[Recorded data]
■ ■ ■ ■ ■

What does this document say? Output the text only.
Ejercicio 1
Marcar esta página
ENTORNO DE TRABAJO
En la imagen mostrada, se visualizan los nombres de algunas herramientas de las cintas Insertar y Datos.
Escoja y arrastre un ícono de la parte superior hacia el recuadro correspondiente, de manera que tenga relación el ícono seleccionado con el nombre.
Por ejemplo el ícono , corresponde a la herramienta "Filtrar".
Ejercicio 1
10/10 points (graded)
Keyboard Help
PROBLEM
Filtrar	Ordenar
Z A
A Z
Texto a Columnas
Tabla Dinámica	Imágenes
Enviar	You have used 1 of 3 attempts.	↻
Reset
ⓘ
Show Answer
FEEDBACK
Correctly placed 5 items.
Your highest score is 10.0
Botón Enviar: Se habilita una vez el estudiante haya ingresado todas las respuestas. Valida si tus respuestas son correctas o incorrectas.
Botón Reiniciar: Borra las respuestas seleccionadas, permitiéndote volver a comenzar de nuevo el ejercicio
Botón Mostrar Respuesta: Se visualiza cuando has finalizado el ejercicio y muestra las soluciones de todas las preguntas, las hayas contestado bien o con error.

■ ■ ■ ■ ■

• _WORK TASK_: After reading the records above, transcribe them verbatim.

• _SOLUTION TO THIS PROBLEM_:
What does this document say? Output the text only.
Ejercicio 1
Marcar esta página
ENTORNO DE TRABAJO
En la imagen mostrada, se visualizan los nombres de algunas herramientas de las cintas Insertar y Datos.
Escoja y arrastre un ícono de la parte superior hacia el recuadro correspondiente, de manera que tenga relación el ícono seleccionado con el nombre.
Por ejemplo el ícono , corresponde a la herramienta "Filtrar".
Ejercicio 1
10/10 points (graded)
Keyboard Help
PROBLEM
Filtrar	Ordenar
Z A
A Z
Texto a Columnas
Tabla Dinámica	Imágenes
Enviar	You have used 1 of 3 attempts.	↻
Reset
ⓘ
Show Answer
FEEDBACK
Correctly placed 5 items.
Your highest score is 10.0
Botón Enviar: Se habilita una vez el estudiante haya ingresado todas las respuestas. Valida si tus respuestas son correctas o incorrectas.
Botón Reiniciar: Borra las respuestas seleccionadas, permitiéndote volver a comenzar de nuevo el ejercicio
Botón Mostrar Respuesta: Se visualiza cuando has finalizado el ejercicio y muestra las soluciones de todas las preguntas, las hayas contestado bien o con error.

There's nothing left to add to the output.